* _Problem description_:
Below are records. Copy every line with "Zhang" in it.

Records from a data collection:

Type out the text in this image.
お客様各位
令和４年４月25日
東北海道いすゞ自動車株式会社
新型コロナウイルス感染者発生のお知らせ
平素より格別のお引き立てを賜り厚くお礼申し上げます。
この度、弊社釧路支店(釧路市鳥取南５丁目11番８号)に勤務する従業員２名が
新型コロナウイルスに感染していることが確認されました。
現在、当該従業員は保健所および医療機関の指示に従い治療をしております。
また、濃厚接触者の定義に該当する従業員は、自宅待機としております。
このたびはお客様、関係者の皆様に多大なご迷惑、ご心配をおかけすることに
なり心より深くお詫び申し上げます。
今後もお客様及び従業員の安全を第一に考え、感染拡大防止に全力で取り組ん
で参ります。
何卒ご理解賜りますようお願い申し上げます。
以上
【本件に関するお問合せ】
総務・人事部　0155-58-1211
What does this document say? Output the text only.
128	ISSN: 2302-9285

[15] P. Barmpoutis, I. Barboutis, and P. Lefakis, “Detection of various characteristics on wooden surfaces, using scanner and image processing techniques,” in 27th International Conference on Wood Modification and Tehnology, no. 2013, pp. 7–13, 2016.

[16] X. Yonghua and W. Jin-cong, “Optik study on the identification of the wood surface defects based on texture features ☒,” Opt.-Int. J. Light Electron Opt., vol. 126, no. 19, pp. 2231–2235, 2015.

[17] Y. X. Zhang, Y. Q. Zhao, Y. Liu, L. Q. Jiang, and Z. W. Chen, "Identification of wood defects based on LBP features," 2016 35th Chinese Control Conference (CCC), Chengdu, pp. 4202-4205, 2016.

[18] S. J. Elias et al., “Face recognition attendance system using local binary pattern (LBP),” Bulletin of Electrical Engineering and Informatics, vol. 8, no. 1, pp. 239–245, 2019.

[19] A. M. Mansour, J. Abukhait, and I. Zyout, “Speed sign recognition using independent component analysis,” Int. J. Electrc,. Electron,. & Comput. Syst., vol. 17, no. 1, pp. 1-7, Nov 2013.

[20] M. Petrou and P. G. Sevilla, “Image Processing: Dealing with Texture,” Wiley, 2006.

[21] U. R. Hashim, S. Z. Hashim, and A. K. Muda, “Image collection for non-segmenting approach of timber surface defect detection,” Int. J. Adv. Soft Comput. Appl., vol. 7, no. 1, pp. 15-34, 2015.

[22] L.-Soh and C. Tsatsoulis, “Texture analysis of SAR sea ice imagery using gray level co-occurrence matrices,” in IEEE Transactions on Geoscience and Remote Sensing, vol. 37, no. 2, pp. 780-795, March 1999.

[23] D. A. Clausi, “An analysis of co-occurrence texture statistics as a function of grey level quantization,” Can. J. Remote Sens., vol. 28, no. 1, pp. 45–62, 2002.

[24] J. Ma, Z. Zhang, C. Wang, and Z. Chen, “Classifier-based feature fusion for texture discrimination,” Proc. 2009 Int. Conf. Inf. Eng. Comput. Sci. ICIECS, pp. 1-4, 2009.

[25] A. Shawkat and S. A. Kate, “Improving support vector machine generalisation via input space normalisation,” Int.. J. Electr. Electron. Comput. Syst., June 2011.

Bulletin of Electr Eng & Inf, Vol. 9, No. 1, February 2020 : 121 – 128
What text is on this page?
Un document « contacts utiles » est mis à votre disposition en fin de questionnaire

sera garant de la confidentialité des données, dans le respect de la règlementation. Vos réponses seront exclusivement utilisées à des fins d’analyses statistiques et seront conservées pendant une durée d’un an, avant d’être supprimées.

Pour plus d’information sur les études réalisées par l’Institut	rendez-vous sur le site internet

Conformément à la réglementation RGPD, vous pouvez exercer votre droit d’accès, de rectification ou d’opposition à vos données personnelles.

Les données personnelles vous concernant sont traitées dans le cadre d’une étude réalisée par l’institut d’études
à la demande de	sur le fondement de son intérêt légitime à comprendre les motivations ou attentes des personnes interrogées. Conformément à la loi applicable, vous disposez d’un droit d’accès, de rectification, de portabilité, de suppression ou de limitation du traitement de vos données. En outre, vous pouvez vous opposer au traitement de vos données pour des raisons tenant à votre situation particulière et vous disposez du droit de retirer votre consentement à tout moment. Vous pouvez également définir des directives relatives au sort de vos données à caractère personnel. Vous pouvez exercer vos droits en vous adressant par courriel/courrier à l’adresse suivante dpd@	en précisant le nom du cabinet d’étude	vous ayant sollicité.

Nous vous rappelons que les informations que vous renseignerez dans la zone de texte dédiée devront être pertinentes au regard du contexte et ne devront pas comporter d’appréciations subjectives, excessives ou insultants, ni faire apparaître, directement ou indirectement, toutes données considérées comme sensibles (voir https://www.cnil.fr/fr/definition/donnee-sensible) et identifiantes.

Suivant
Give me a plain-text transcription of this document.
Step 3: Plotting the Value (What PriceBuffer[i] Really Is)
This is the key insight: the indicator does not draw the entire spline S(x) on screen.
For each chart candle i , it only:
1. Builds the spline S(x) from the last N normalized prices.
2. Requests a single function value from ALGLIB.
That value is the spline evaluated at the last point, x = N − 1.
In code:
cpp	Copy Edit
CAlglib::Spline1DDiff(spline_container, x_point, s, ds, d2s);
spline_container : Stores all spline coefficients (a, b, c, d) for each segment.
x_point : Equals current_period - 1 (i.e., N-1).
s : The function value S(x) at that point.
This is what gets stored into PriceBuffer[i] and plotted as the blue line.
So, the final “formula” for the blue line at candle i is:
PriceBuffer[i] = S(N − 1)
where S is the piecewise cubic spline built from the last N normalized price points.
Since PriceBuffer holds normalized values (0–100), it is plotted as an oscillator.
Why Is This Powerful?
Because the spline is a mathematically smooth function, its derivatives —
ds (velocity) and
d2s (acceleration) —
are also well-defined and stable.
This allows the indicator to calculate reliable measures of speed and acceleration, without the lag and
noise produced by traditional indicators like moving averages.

* _Exercise output_:
[17] Y. X. Zhang, Y. Q. Zhao, Y. Liu, L. Q. Jiang, and Z. W. Chen, "Identification of wood defects based on LBP features," 2016 35th Chinese Control Conference (CCC), Chengdu, pp. 4202-4205, 2016.
[24] J. Ma, Z. Zhang, C. Wang, and Z. Chen, “Classifier-based feature fusion for texture discrimination,” Proc. 2009 Int. Conf. Inf. Eng. Comput. Sci. ICIECS, pp. 1-4, 2009.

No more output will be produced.